=== INFORMATION SHOWN ===
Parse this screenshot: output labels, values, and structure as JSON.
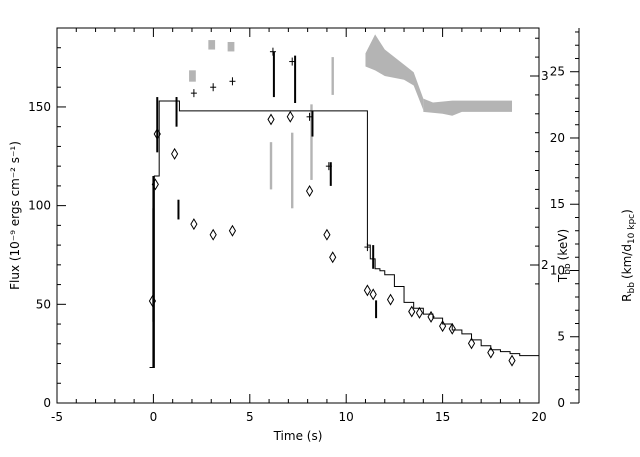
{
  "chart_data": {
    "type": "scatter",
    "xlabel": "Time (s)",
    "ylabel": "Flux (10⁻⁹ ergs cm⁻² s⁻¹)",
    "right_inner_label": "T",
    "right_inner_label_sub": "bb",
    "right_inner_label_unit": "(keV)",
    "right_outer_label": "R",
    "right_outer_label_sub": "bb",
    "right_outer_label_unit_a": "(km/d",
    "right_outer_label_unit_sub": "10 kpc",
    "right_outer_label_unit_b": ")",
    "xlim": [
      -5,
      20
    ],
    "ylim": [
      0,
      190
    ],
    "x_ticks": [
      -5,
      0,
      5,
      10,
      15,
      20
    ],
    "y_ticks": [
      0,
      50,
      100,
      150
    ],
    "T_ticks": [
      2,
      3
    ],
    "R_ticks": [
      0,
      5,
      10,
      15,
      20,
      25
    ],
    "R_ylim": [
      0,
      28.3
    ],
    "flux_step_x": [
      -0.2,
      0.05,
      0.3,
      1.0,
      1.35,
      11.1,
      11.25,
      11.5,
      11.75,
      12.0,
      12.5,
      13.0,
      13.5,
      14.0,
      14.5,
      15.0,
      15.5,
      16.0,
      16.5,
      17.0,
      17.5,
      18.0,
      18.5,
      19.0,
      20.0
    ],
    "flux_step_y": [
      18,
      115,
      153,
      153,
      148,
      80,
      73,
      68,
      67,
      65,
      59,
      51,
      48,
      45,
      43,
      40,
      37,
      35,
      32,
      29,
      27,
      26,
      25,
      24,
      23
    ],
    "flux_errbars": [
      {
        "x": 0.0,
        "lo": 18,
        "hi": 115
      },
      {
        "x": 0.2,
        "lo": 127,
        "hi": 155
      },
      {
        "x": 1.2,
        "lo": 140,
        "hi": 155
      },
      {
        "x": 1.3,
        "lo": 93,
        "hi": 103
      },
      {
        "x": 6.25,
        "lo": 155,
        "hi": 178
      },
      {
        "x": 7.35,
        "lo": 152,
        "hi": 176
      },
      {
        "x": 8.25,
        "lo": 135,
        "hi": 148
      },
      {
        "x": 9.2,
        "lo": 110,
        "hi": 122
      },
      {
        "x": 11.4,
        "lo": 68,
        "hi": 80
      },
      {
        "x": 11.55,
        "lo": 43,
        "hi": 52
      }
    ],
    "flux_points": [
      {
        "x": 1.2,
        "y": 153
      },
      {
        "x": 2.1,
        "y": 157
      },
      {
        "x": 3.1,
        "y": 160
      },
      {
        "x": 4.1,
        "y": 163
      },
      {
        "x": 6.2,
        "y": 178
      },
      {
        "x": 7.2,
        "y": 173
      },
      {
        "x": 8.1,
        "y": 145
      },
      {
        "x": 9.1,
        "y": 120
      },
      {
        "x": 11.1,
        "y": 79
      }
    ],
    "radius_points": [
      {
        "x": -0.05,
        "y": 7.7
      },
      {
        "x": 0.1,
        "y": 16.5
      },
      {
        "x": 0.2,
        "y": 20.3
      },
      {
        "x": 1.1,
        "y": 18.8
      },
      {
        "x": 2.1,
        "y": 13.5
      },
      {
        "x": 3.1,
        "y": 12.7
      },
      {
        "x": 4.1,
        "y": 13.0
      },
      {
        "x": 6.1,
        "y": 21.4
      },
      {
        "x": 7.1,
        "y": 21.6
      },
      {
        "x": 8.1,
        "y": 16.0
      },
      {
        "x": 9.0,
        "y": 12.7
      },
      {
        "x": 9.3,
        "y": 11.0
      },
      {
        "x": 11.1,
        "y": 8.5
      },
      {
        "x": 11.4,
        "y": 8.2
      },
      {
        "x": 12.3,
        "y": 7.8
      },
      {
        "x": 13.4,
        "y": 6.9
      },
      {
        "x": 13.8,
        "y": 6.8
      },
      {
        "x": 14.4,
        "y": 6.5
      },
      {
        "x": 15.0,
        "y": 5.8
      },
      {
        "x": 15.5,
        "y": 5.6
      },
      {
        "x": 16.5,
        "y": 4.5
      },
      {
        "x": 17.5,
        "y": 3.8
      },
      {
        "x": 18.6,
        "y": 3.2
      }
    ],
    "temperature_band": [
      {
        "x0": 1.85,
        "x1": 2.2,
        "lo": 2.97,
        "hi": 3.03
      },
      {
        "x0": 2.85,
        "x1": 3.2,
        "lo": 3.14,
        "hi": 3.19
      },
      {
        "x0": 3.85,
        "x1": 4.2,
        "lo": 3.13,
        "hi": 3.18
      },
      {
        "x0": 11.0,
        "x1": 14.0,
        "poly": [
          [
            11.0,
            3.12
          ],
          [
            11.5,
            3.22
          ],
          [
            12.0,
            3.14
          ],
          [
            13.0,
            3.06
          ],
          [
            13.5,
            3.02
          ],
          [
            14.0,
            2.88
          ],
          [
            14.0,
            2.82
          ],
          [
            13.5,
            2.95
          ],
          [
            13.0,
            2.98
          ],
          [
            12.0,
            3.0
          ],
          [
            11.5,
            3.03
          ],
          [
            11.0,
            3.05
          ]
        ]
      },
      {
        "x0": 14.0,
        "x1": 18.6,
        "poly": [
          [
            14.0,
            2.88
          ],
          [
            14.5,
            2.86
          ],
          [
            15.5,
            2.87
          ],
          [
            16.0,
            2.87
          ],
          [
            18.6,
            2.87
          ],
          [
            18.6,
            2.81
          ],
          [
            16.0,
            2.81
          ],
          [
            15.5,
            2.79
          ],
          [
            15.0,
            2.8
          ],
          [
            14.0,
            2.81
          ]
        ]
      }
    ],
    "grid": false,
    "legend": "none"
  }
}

---

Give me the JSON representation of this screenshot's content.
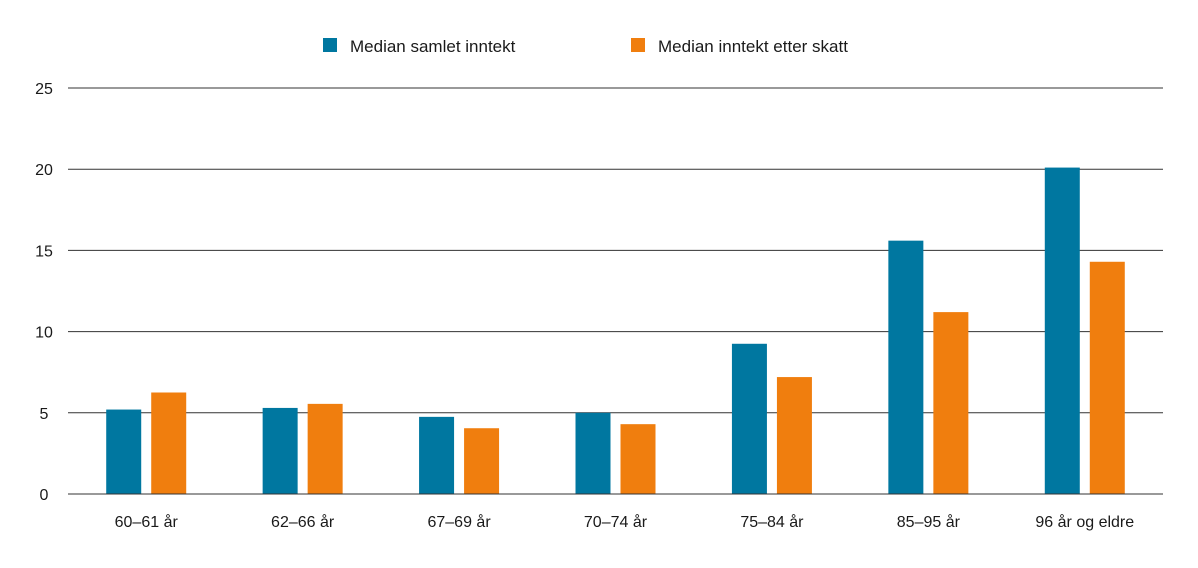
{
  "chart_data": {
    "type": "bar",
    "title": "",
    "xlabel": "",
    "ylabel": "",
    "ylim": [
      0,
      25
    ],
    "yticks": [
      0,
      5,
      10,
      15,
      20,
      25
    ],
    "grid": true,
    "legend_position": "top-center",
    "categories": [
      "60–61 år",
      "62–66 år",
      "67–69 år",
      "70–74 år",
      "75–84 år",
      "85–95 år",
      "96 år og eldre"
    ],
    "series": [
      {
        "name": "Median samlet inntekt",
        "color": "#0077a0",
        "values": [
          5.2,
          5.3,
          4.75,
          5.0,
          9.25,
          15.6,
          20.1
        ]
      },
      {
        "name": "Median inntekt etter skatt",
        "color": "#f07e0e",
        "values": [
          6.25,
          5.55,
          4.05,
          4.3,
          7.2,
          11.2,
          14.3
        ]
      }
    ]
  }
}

=== PROMPT ===
Each line above that holds the string "Median" should be copied and shown.

=== RESPONSE ===
        "name": "Median samlet inntekt",
        "name": "Median inntekt etter skatt",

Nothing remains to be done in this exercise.